Given task ▸ Extract the records in full, leaving every picture out.

Input records ▸
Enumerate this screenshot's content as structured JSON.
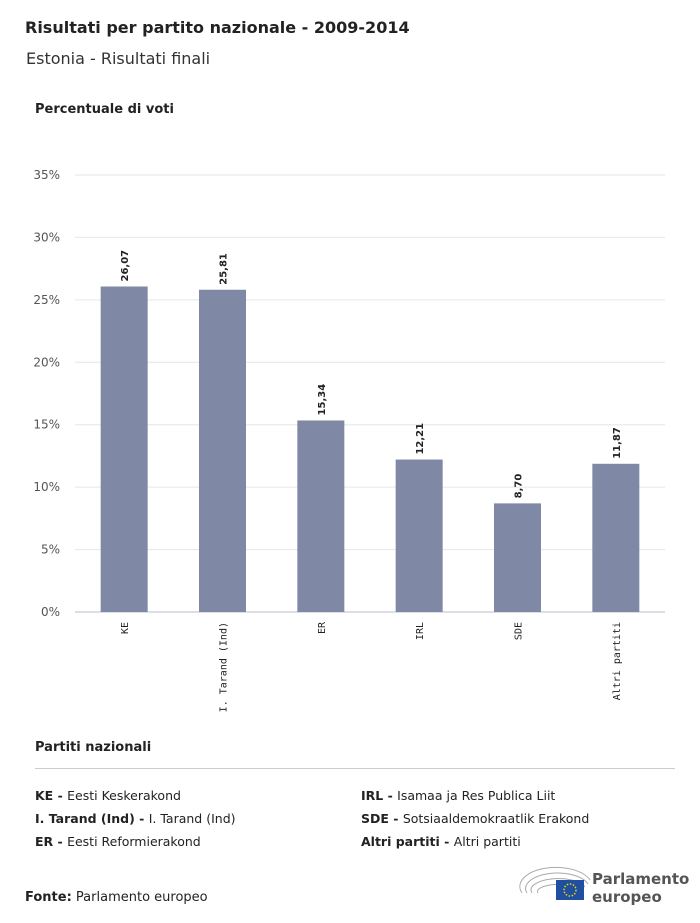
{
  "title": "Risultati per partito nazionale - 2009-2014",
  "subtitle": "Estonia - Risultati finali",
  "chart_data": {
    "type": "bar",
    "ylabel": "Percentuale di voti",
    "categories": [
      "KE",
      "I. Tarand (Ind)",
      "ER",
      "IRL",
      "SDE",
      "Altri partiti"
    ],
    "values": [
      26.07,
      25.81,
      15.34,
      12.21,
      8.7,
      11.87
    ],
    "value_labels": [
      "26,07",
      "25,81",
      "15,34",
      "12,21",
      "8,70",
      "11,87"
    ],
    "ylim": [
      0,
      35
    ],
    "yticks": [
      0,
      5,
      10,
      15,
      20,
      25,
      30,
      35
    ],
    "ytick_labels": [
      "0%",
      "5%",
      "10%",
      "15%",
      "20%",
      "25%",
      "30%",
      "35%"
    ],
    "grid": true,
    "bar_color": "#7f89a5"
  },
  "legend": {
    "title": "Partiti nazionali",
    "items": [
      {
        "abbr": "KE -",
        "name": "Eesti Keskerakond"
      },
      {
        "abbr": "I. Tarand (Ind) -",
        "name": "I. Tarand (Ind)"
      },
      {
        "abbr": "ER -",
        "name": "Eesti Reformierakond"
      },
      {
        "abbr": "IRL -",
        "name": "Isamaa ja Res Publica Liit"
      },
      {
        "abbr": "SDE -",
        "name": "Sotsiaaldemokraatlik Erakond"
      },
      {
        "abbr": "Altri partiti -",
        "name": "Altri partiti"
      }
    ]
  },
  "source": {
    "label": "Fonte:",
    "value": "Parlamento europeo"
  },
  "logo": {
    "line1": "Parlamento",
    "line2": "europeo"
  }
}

Response for this exercise ▸
Enumerate this screenshot's content as structured JSON.
{
  "title": "Risultati per partito nazionale - 2009-2014",
  "subtitle": "Estonia - Risultati finali",
  "chart_data": {
    "type": "bar",
    "ylabel": "Percentuale di voti",
    "categories": [
      "KE",
      "I. Tarand (Ind)",
      "ER",
      "IRL",
      "SDE",
      "Altri partiti"
    ],
    "values": [
      26.07,
      25.81,
      15.34,
      12.21,
      8.7,
      11.87
    ],
    "value_labels": [
      "26,07",
      "25,81",
      "15,34",
      "12,21",
      "8,70",
      "11,87"
    ],
    "ylim": [
      0,
      35
    ],
    "yticks": [
      0,
      5,
      10,
      15,
      20,
      25,
      30,
      35
    ],
    "ytick_labels": [
      "0%",
      "5%",
      "10%",
      "15%",
      "20%",
      "25%",
      "30%",
      "35%"
    ],
    "grid": true,
    "bar_color": "#7f89a5"
  },
  "legend": {
    "title": "Partiti nazionali",
    "items": [
      {
        "abbr": "KE -",
        "name": "Eesti Keskerakond"
      },
      {
        "abbr": "I. Tarand (Ind) -",
        "name": "I. Tarand (Ind)"
      },
      {
        "abbr": "ER -",
        "name": "Eesti Reformierakond"
      },
      {
        "abbr": "IRL -",
        "name": "Isamaa ja Res Publica Liit"
      },
      {
        "abbr": "SDE -",
        "name": "Sotsiaaldemokraatlik Erakond"
      },
      {
        "abbr": "Altri partiti -",
        "name": "Altri partiti"
      }
    ]
  },
  "source": {
    "label": "Fonte:",
    "value": "Parlamento europeo"
  },
  "logo": {
    "line1": "Parlamento",
    "line2": "europeo"
  }
}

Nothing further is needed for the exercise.